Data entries
'''

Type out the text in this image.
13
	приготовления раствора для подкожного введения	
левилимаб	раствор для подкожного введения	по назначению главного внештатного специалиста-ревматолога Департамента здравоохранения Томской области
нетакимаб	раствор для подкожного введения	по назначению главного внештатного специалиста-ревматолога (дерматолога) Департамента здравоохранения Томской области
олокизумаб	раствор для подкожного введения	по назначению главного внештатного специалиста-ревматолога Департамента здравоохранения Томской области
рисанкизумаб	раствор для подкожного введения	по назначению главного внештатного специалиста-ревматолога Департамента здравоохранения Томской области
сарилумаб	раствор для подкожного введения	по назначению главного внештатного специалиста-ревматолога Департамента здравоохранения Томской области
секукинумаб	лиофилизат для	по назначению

'''

• DIRECTIONS FOR THIS TASK
Copy all the entries verbatim.

• THE RESPONSE
Type out the text in this image.
13
	приготовления раствора для подкожного введения	
левилимаб	раствор для подкожного введения	по назначению главного внештатного специалиста-ревматолога Департамента здравоохранения Томской области
нетакимаб	раствор для подкожного введения	по назначению главного внештатного специалиста-ревматолога (дерматолога) Департамента здравоохранения Томской области
олокизумаб	раствор для подкожного введения	по назначению главного внештатного специалиста-ревматолога Департамента здравоохранения Томской области
рисанкизумаб	раствор для подкожного введения	по назначению главного внештатного специалиста-ревматолога Департамента здравоохранения Томской области
сарилумаб	раствор для подкожного введения	по назначению главного внештатного специалиста-ревматолога Департамента здравоохранения Томской области
секукинумаб	лиофилизат для	по назначению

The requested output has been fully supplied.